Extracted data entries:
'''

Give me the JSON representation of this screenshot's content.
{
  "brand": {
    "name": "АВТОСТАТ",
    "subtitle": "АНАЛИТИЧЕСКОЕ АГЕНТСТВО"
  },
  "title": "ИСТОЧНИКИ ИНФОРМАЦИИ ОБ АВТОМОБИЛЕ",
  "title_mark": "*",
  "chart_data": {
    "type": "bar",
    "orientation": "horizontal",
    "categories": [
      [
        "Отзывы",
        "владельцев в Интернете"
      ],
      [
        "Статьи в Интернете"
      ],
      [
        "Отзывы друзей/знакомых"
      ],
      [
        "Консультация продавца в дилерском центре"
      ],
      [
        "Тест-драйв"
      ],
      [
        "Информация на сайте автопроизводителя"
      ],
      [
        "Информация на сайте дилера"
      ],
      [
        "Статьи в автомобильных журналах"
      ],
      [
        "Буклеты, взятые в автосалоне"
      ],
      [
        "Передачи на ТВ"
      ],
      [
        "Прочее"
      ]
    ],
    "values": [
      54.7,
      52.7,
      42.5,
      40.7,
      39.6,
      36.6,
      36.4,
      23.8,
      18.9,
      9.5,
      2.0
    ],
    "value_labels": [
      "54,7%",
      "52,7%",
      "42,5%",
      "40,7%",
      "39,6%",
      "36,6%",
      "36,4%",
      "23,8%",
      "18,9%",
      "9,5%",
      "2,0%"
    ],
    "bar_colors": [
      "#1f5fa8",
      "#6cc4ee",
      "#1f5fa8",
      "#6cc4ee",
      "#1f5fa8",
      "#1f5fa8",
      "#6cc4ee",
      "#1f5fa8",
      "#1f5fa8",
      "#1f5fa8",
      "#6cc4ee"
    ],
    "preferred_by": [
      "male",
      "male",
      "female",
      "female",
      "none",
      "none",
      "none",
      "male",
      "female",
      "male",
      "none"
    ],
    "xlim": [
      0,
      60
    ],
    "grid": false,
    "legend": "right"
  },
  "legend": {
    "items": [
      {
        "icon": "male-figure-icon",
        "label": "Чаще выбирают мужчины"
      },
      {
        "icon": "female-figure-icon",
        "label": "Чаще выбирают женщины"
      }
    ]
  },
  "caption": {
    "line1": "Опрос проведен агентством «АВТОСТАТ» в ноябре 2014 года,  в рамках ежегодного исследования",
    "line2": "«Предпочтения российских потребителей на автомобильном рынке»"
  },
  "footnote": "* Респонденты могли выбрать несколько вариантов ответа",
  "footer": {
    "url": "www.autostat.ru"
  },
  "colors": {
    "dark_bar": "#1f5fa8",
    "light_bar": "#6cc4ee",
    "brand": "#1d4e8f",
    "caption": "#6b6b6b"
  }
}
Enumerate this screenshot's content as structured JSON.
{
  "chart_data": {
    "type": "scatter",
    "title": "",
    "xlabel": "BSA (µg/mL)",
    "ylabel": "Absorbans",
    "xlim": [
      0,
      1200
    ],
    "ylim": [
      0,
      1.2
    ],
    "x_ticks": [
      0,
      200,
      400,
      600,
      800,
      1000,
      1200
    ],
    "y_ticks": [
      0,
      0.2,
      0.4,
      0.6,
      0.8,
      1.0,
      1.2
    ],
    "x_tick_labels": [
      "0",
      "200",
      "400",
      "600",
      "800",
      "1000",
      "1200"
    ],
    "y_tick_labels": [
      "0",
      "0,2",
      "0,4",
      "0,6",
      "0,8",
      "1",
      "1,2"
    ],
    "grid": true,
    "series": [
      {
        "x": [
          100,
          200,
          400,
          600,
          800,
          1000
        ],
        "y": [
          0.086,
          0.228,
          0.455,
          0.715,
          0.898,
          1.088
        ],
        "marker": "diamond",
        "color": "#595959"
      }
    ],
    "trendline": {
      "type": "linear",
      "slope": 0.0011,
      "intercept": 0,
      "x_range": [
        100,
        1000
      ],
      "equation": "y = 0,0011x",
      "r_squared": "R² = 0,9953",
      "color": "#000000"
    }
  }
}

'''

Exercise goal – State how many lines in the entries above include the word "Информация"; reply with the number alone.

Reply – 2